=== Task input ===

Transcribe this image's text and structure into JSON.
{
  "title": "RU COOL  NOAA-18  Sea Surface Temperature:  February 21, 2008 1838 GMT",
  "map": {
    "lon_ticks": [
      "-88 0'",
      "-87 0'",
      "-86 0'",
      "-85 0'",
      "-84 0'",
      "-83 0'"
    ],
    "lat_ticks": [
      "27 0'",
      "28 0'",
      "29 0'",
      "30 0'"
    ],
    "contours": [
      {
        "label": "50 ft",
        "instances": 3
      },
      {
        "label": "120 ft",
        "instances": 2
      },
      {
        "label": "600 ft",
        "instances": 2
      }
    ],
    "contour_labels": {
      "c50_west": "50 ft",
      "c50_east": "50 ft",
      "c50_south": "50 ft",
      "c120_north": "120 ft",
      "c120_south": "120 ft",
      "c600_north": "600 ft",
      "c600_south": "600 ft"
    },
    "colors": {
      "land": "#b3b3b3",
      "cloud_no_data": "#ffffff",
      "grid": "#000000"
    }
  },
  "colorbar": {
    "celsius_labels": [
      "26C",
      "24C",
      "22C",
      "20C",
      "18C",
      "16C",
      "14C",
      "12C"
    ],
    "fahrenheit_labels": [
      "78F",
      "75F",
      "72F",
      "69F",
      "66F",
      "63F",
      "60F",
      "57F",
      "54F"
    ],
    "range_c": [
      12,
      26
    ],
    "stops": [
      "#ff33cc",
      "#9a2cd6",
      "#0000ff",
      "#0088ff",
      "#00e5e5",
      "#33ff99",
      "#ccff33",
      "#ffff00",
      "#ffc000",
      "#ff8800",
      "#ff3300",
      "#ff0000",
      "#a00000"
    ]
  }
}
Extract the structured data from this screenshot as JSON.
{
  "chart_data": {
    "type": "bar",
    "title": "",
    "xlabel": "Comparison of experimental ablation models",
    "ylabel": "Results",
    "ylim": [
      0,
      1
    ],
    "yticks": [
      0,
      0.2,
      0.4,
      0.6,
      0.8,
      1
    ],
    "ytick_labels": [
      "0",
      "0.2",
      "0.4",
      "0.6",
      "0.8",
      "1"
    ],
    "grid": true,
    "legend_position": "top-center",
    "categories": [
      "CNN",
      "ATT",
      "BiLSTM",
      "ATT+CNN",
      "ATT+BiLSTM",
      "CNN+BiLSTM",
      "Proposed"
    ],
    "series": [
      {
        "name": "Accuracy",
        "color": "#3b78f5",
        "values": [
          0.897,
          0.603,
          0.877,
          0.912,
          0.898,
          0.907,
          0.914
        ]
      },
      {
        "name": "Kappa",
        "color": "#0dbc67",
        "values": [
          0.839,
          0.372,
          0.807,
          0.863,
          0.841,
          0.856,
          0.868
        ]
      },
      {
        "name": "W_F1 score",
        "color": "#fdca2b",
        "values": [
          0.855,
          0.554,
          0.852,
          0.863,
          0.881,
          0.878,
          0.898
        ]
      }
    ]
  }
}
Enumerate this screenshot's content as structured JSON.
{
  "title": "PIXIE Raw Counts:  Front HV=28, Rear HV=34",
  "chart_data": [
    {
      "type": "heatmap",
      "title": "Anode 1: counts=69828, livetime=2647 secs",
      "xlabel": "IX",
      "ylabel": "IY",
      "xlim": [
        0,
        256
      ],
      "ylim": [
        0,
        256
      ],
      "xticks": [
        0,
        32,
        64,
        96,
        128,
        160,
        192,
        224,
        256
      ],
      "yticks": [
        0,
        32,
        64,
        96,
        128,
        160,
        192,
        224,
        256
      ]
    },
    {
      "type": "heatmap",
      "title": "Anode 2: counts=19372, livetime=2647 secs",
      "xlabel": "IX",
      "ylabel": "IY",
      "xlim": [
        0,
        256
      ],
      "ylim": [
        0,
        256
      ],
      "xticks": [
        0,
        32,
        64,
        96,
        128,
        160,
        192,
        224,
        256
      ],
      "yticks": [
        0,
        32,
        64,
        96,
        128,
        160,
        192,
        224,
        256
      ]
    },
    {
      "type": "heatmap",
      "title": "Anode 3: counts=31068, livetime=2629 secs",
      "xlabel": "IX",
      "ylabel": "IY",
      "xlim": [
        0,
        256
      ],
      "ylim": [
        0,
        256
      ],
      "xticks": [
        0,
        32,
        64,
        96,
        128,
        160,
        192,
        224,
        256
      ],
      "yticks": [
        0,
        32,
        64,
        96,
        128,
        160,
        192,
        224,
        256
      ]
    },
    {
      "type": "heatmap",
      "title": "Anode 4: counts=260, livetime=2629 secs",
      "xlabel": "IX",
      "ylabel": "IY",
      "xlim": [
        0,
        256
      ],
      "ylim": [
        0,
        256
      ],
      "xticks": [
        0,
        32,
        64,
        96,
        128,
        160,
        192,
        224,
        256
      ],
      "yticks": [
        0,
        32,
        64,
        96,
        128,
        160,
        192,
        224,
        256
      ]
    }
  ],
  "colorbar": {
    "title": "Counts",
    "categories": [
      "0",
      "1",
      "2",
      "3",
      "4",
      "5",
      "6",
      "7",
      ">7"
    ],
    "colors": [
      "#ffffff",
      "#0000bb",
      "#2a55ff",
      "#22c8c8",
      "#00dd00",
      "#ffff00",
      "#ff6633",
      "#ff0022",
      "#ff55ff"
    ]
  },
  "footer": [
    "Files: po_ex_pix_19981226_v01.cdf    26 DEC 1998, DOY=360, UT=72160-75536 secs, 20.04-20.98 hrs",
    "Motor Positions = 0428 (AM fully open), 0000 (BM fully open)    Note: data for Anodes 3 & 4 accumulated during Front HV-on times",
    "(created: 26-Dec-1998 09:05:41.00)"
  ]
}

===

** Exercise **
Pick out the lines containing the string "name" and show them.

** Solution to the problem **
        "name": "Accuracy",
        "name": "Kappa",
        "name": "W_F1 score",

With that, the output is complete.